Task statement.
Below is some material; set it all down exactly, apart from the pictures.

----- Data supplied

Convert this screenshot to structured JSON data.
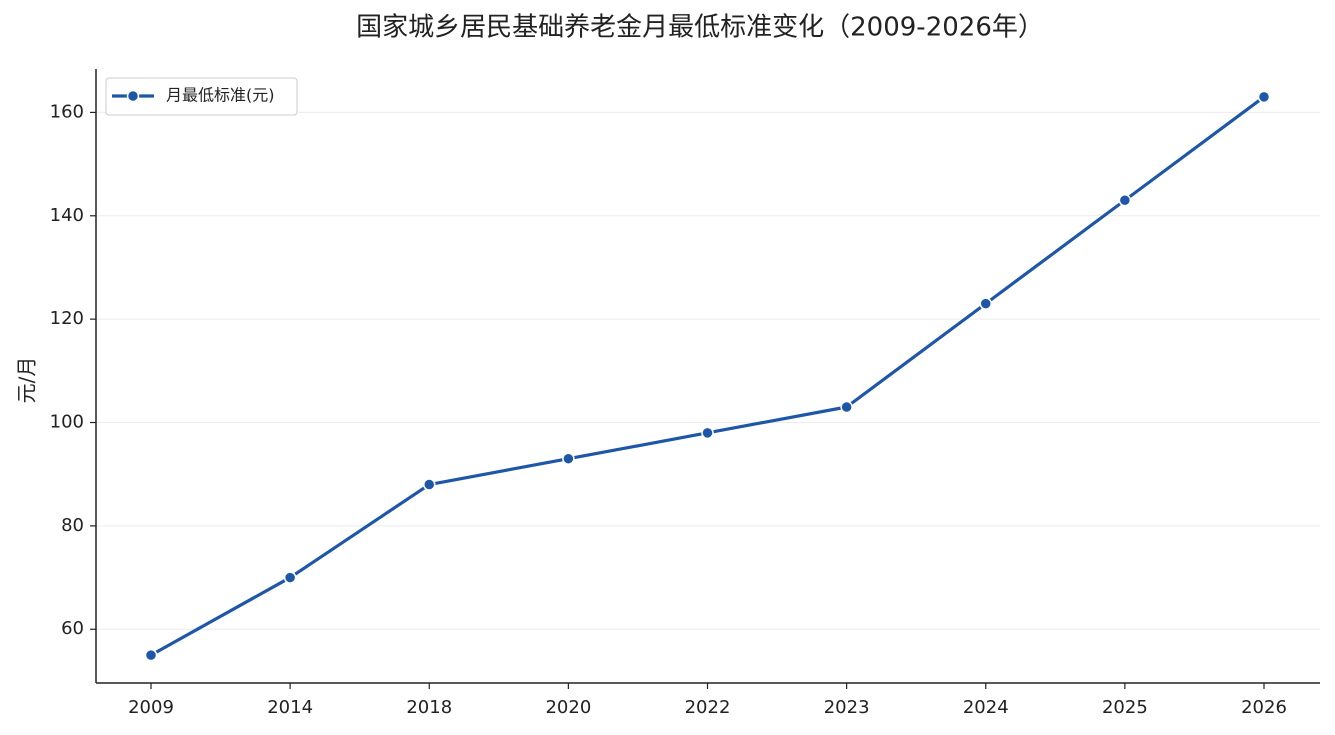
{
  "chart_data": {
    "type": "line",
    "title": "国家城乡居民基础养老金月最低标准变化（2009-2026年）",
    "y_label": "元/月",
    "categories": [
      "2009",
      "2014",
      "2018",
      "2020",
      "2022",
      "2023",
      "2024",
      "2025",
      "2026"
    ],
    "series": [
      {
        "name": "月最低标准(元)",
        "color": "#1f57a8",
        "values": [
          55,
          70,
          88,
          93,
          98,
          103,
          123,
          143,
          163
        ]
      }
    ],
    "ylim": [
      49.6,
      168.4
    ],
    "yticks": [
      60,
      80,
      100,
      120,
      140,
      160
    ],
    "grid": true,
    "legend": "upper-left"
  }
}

----------

Written solution.
Convert this screenshot to structured JSON data.
{
  "chart_data": {
    "type": "line",
    "title": "国家城乡居民基础养老金月最低标准变化（2009-2026年）",
    "y_label": "元/月",
    "categories": [
      "2009",
      "2014",
      "2018",
      "2020",
      "2022",
      "2023",
      "2024",
      "2025",
      "2026"
    ],
    "series": [
      {
        "name": "月最低标准(元)",
        "color": "#1f57a8",
        "values": [
          55,
          70,
          88,
          93,
          98,
          103,
          123,
          143,
          163
        ]
      }
    ],
    "ylim": [
      49.6,
      168.4
    ],
    "yticks": [
      60,
      80,
      100,
      120,
      140,
      160
    ],
    "grid": true,
    "legend": "upper-left"
  }
}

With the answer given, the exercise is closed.